== Entries shown ==
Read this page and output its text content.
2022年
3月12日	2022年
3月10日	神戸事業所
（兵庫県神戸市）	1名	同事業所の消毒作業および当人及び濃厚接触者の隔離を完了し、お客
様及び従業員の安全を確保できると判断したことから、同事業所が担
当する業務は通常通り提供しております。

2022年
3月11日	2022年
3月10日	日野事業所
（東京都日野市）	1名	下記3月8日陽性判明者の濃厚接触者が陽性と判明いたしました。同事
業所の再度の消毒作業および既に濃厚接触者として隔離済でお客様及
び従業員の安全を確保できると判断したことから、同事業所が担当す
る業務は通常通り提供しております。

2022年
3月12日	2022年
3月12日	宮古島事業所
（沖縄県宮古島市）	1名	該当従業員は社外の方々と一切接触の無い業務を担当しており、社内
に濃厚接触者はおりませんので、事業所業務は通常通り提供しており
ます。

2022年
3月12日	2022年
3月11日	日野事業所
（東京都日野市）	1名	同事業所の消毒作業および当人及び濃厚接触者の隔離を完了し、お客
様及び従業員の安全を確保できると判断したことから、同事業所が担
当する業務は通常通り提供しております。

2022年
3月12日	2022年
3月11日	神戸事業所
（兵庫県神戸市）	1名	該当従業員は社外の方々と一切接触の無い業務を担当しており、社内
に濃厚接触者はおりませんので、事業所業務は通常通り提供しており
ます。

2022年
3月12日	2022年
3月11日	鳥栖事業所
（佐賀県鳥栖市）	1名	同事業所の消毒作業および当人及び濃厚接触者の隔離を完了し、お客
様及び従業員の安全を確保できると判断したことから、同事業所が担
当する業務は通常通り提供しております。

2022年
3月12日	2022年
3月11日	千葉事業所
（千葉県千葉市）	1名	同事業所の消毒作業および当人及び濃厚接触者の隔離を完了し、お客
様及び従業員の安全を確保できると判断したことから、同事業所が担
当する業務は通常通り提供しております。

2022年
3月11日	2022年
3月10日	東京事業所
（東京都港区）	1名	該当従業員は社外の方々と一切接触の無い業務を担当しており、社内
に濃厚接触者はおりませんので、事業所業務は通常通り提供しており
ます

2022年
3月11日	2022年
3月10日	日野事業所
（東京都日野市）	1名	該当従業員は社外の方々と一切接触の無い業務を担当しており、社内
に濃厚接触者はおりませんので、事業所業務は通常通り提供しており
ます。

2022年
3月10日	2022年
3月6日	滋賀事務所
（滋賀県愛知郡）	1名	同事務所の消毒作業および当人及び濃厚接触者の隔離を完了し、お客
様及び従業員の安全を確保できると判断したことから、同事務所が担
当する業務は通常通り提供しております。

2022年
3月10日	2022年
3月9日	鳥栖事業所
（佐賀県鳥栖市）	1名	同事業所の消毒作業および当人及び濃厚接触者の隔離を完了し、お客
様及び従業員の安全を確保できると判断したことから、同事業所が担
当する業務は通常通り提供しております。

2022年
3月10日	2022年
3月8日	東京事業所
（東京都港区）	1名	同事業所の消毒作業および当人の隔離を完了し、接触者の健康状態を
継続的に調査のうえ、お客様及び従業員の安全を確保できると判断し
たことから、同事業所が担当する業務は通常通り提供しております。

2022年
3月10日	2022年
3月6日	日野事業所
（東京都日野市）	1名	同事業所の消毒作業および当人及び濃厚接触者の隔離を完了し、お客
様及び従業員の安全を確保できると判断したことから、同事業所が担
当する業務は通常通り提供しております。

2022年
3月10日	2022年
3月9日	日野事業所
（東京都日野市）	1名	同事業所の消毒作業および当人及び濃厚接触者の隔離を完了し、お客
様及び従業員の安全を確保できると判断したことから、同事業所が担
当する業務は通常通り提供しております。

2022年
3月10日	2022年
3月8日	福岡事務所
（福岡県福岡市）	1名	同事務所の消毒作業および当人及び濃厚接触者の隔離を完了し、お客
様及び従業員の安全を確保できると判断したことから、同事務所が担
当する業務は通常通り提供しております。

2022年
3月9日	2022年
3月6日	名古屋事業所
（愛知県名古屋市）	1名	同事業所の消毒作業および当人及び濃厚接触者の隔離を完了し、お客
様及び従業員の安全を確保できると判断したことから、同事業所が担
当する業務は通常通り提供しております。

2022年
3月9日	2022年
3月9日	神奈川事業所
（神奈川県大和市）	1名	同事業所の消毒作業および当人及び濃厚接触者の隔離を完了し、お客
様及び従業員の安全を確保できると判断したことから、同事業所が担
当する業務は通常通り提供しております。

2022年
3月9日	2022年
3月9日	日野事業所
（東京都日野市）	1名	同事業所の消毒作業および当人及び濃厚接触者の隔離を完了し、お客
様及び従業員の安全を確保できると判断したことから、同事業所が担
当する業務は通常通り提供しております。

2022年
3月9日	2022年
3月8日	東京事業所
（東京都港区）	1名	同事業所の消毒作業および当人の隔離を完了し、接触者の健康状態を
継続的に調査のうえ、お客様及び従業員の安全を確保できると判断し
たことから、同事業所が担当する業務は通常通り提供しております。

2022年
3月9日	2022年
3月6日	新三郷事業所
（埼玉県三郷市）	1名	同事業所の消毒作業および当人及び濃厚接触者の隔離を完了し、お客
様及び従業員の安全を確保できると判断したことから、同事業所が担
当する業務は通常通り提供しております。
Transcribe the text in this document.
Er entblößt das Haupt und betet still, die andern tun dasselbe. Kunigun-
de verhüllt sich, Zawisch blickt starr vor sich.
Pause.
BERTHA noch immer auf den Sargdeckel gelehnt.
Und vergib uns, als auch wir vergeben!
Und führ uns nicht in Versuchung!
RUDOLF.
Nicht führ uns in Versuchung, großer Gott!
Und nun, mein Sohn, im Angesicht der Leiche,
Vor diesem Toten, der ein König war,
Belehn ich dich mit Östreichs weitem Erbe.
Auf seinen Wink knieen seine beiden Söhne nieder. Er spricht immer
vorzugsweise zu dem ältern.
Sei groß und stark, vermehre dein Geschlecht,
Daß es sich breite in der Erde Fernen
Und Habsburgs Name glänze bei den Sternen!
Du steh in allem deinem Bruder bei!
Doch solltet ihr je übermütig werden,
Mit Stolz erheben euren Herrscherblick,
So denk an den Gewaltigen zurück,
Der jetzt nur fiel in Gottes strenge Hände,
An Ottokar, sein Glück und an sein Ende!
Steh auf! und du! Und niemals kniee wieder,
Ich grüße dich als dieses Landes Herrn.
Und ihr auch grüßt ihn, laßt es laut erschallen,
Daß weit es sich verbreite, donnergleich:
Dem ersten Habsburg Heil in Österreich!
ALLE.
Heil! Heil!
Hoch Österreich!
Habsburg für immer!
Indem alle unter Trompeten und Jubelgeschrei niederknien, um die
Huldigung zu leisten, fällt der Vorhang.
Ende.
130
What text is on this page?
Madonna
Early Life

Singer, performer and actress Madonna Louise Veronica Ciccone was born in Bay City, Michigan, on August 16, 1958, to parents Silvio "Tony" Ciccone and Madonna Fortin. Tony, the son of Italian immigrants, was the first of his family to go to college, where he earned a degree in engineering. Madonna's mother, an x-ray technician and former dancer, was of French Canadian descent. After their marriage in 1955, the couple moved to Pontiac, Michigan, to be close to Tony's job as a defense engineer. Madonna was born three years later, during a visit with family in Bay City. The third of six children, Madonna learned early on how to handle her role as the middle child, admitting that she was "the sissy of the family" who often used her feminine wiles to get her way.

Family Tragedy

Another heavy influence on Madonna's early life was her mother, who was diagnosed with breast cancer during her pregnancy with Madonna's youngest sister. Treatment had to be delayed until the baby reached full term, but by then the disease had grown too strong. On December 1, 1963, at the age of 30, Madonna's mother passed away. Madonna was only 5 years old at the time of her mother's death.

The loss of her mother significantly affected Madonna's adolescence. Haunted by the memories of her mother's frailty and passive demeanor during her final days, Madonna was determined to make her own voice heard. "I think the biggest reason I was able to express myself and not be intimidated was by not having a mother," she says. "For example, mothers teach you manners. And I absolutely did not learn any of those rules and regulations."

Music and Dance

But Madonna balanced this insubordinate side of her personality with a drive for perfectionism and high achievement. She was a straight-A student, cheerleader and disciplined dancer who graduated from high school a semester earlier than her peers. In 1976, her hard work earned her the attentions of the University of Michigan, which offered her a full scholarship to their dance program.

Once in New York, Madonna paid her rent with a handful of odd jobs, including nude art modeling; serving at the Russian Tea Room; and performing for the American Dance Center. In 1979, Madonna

== Written problem ==
Select the lines that carry the string "Heil" and copy them.

== Output of the exercise ==
Dem ersten Habsburg Heil in Österreich!
Heil! Heil!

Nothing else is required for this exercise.